— Request —
Using the records below, please work out how many lines contain "Biblia"; answer with the number alone.

************

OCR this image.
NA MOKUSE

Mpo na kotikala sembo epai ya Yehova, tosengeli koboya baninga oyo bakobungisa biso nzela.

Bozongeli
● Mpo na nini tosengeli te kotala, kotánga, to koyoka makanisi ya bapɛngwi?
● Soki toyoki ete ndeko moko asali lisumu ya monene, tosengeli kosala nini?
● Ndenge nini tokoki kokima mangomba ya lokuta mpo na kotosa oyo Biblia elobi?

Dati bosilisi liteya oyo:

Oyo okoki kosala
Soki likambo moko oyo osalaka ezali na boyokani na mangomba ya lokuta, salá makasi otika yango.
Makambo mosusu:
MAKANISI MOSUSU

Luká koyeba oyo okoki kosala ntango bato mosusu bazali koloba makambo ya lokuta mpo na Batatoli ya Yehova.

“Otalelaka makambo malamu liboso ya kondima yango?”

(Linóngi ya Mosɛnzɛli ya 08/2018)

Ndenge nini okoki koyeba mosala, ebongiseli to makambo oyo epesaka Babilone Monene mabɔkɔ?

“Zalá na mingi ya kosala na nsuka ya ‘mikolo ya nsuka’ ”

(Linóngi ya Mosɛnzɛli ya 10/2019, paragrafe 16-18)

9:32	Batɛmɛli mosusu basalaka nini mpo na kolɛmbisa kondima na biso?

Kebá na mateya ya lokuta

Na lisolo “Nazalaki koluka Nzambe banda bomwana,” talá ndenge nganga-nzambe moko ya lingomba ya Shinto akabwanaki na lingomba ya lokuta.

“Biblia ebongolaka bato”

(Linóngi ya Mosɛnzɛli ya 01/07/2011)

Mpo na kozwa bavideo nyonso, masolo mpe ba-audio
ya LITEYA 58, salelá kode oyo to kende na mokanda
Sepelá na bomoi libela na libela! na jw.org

************

— Written solution —
2